* Task details: Collect each line holding the string "JSON".
Start of Supplied records
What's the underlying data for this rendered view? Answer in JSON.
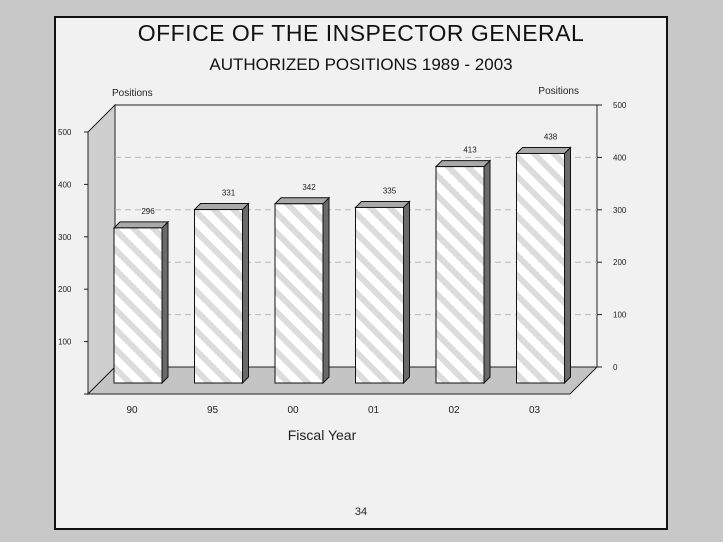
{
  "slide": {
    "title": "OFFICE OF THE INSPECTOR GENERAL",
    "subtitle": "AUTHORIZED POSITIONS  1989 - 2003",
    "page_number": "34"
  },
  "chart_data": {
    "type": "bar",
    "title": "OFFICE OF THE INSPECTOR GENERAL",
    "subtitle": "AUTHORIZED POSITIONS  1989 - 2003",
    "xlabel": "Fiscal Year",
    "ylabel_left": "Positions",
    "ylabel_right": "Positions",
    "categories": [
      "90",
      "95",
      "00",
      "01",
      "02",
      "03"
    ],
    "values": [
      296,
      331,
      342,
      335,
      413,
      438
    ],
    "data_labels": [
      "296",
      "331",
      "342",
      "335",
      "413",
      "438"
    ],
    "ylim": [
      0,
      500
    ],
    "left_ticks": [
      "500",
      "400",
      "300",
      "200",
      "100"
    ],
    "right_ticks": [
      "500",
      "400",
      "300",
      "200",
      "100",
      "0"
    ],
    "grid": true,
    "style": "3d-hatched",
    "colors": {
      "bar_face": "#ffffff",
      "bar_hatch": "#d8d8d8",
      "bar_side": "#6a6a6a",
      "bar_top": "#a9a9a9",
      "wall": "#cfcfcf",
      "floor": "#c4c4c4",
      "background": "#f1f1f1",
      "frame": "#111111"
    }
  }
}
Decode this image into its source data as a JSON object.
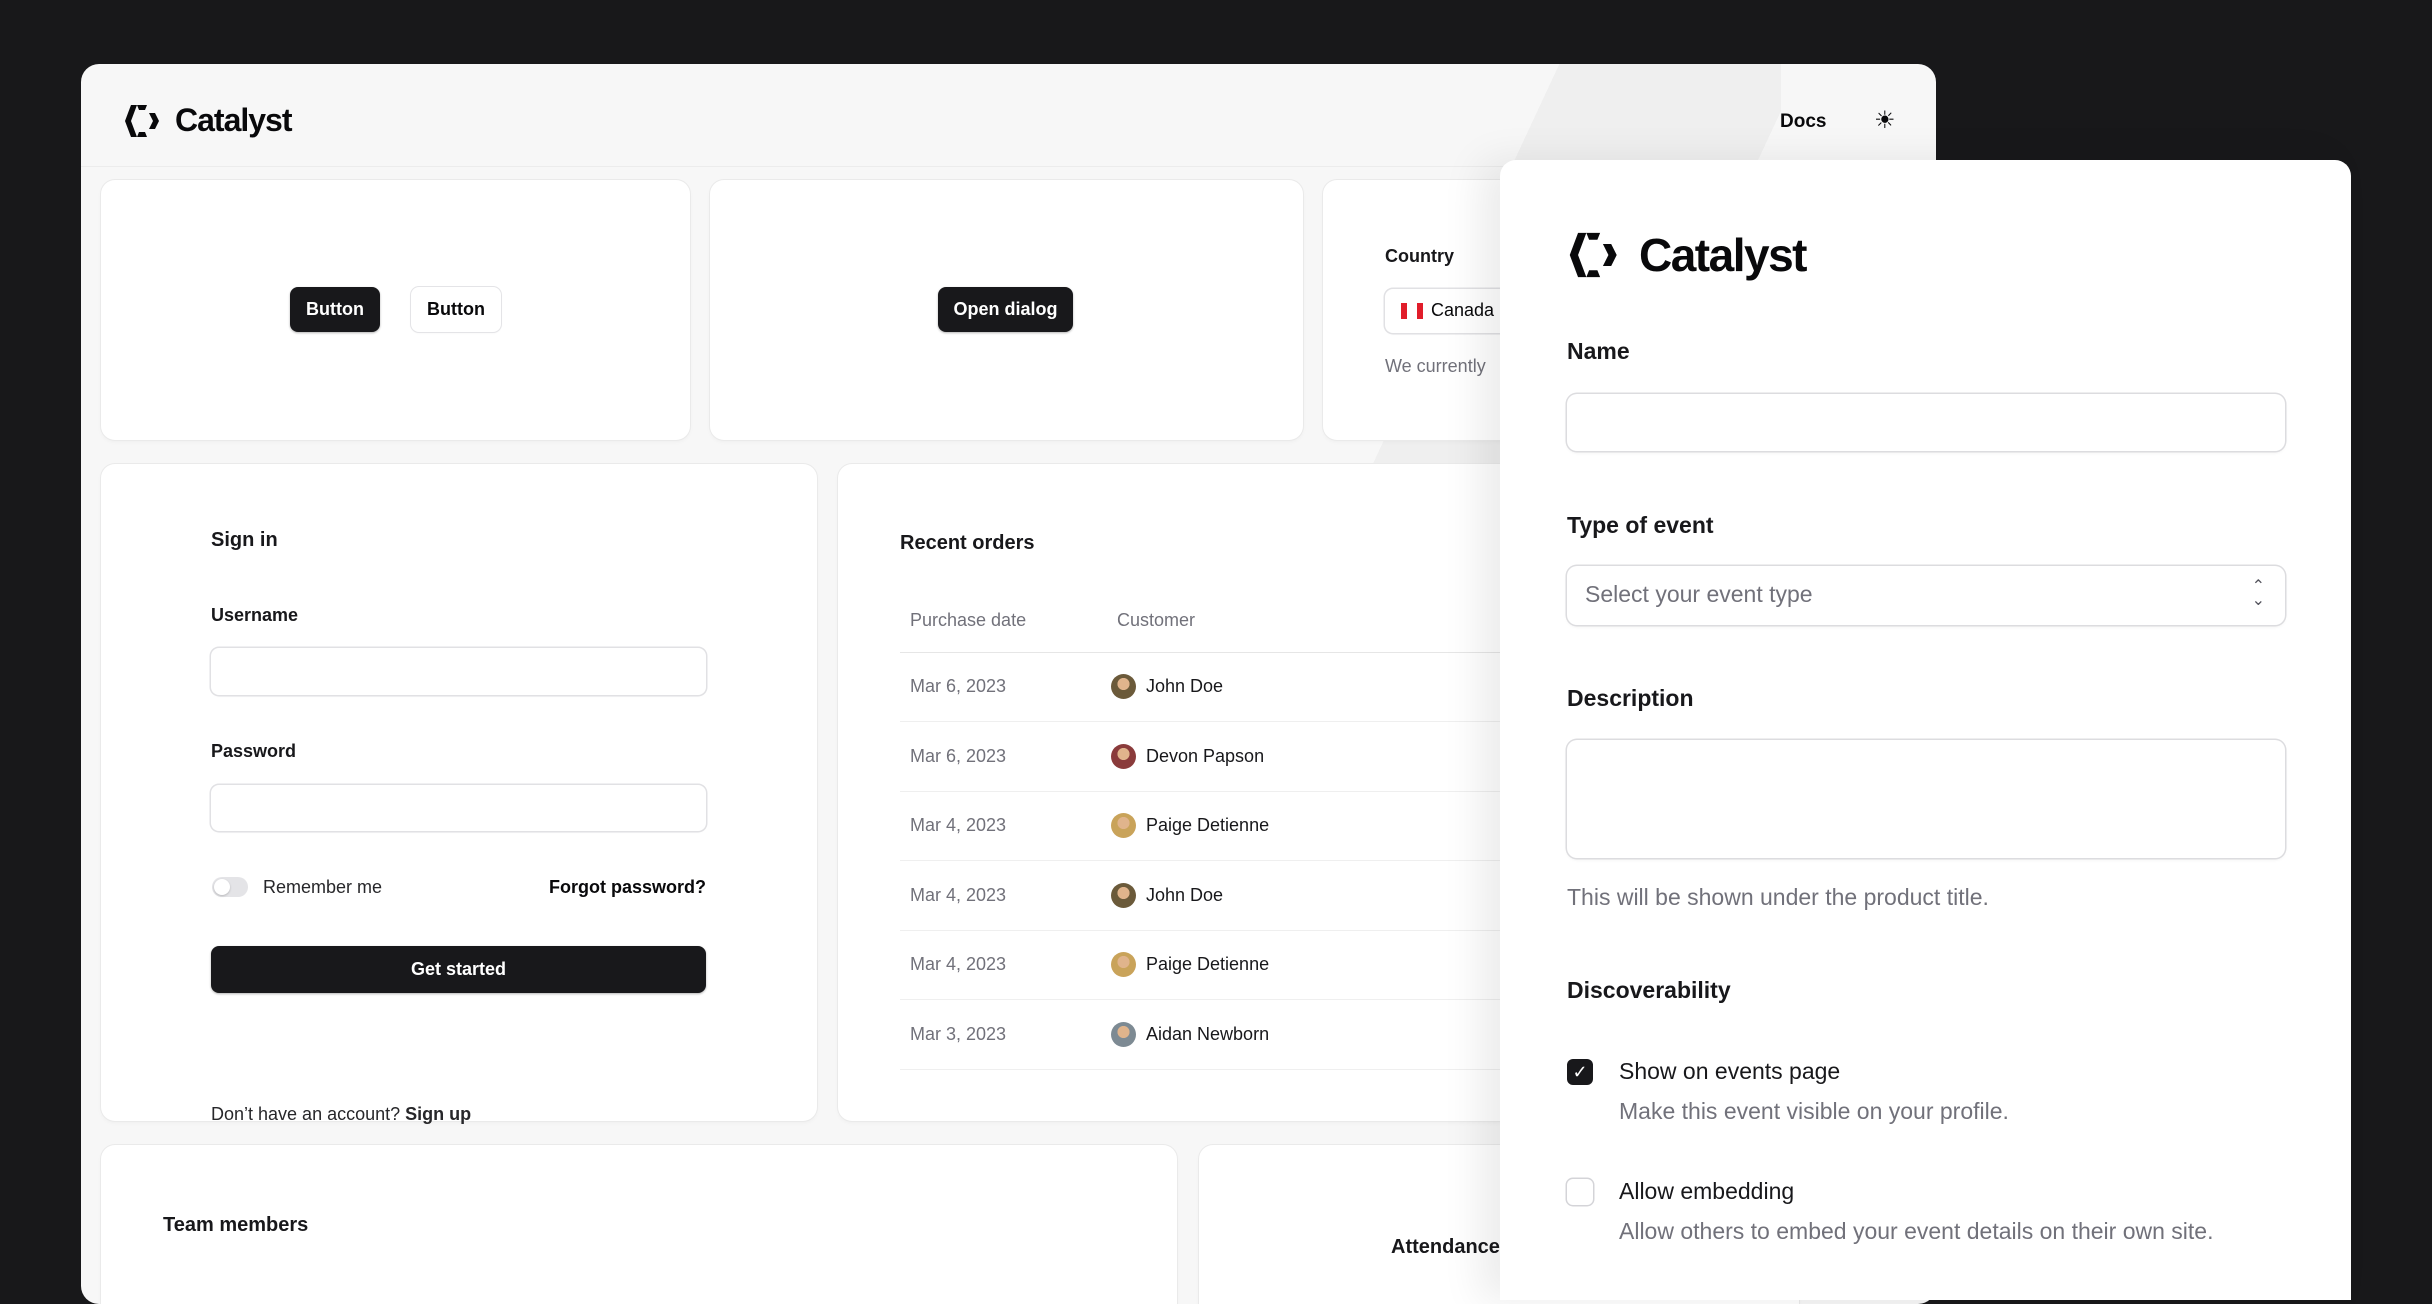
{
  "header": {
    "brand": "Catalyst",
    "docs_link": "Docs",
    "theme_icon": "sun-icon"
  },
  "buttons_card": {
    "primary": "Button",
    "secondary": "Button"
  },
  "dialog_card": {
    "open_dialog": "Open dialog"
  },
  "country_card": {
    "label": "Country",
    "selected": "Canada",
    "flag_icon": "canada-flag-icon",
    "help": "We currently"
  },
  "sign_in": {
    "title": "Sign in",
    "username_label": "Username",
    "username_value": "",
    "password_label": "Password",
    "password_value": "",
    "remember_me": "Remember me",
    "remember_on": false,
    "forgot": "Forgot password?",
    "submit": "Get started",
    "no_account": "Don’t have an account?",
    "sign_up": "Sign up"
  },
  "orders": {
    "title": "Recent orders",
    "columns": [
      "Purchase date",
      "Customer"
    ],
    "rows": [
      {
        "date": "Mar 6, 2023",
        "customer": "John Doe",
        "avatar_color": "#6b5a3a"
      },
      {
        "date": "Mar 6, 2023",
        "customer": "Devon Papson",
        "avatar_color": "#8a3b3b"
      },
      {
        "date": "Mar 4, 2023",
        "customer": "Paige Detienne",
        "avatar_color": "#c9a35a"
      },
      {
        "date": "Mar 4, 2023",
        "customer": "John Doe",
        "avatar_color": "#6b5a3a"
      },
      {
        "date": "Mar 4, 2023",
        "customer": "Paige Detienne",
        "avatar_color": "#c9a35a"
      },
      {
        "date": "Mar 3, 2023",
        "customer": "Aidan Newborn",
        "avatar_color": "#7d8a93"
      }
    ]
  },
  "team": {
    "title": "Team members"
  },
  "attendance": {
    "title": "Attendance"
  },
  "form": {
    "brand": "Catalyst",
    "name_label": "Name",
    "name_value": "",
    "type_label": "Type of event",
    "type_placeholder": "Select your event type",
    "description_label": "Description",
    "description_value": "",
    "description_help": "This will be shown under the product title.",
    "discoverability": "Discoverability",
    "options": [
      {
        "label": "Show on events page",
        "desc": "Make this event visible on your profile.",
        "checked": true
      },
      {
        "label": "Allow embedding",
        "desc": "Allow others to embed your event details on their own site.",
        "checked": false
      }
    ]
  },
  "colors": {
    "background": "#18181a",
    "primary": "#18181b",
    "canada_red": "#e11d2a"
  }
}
End of Supplied records
Start of Supplied records
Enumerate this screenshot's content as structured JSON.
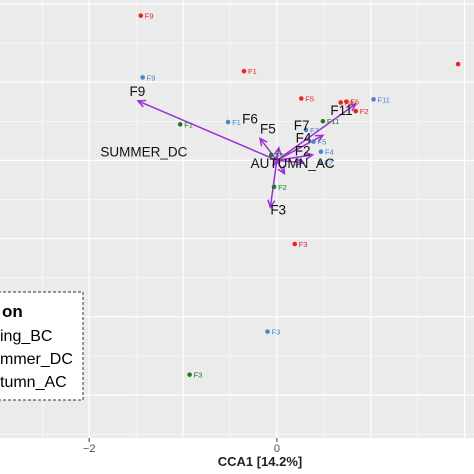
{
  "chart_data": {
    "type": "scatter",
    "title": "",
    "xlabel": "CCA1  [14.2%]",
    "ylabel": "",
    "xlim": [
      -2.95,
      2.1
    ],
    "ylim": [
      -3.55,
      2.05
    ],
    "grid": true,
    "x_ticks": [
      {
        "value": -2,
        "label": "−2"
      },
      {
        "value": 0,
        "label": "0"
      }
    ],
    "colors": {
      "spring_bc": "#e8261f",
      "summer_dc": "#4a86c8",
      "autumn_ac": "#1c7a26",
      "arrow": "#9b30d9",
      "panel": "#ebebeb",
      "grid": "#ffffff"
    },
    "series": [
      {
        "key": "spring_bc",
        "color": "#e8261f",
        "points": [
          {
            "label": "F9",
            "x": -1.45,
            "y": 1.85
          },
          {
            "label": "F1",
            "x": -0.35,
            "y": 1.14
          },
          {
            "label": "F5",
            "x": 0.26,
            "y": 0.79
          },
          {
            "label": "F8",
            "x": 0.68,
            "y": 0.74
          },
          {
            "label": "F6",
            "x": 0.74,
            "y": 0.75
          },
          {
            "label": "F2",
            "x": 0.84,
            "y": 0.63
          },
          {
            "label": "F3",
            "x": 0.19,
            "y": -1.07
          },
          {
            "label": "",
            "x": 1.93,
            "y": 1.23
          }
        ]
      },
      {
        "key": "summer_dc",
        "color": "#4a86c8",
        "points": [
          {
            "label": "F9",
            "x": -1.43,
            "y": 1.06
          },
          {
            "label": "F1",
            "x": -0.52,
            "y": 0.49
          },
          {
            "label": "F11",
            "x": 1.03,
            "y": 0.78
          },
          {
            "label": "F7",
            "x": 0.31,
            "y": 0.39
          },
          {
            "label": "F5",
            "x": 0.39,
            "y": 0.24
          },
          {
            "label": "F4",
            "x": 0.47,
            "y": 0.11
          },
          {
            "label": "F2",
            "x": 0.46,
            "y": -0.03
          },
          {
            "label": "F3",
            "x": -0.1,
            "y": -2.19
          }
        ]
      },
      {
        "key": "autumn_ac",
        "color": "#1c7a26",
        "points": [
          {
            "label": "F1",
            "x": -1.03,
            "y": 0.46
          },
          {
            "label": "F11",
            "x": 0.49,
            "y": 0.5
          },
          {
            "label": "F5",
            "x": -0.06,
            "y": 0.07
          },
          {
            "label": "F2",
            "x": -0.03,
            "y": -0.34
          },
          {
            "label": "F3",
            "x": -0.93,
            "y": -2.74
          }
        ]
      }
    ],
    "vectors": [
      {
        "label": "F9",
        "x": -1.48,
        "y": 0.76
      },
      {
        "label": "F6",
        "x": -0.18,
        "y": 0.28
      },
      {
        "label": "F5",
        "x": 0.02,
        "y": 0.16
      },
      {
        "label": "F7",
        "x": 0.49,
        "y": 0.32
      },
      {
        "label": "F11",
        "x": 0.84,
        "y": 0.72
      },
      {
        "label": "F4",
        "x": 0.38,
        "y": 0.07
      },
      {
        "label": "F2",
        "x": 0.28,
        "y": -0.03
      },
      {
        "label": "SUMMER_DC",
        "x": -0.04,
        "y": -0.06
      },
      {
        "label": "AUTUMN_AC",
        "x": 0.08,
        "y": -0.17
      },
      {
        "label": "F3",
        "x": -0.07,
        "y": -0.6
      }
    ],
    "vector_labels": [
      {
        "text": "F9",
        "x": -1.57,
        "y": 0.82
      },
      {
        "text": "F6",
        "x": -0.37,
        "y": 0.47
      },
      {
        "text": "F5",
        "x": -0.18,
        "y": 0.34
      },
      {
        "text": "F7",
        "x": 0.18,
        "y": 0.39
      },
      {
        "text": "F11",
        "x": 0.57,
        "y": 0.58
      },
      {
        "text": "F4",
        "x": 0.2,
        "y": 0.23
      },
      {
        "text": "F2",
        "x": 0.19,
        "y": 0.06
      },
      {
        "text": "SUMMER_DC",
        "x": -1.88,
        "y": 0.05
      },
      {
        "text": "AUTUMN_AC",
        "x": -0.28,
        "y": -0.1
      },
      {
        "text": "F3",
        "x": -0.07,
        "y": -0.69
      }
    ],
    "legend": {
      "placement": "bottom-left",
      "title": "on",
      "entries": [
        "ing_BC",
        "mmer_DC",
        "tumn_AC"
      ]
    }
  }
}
End of Supplied records
* Exercise output:
What's the underlying data for this rendered view? Answer in JSON.
Decode this image into its source data as a JSON object.
Enumerate this screenshot's content as structured JSON.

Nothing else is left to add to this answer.